++++ Supplied information ++++
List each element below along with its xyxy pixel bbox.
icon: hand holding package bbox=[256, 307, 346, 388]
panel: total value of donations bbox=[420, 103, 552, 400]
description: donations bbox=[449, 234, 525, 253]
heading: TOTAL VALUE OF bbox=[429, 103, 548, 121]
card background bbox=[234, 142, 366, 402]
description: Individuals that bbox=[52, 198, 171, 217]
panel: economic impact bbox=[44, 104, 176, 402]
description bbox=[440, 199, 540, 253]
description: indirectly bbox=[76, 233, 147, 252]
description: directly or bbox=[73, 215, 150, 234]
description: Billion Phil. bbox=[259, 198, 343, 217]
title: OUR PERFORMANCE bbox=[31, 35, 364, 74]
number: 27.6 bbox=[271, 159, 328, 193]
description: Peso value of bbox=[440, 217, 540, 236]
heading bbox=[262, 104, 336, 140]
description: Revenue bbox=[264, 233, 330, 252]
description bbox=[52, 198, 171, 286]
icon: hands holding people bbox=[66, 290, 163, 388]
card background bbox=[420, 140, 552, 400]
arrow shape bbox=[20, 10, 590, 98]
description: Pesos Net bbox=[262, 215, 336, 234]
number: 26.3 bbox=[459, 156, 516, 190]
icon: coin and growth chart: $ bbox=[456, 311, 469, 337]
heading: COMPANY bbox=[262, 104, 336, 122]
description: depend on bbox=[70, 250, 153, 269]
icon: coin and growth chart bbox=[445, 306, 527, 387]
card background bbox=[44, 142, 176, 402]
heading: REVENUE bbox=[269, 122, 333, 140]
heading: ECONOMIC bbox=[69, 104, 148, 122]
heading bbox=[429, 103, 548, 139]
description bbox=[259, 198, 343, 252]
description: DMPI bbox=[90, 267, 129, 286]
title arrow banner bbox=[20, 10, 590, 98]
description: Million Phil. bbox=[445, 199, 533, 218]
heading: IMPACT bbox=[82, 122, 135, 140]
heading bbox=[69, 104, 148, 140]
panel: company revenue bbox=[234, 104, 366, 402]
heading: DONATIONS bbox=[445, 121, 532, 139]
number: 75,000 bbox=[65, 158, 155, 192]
++++
Give the records as a JSON list of strings, one string per line, covering the lines from the start of the records up to and including the line with "card background bbox=[234, 142, 366, 402]".

Completed task -
[
  "List each element below along with its xyxy pixel bbox.",
  "icon: hand holding package bbox=[256, 307, 346, 388]",
  "panel: total value of donations bbox=[420, 103, 552, 400]",
  "description: donations bbox=[449, 234, 525, 253]",
  "heading: TOTAL VALUE OF bbox=[429, 103, 548, 121]",
  "card background bbox=[234, 142, 366, 402]"
]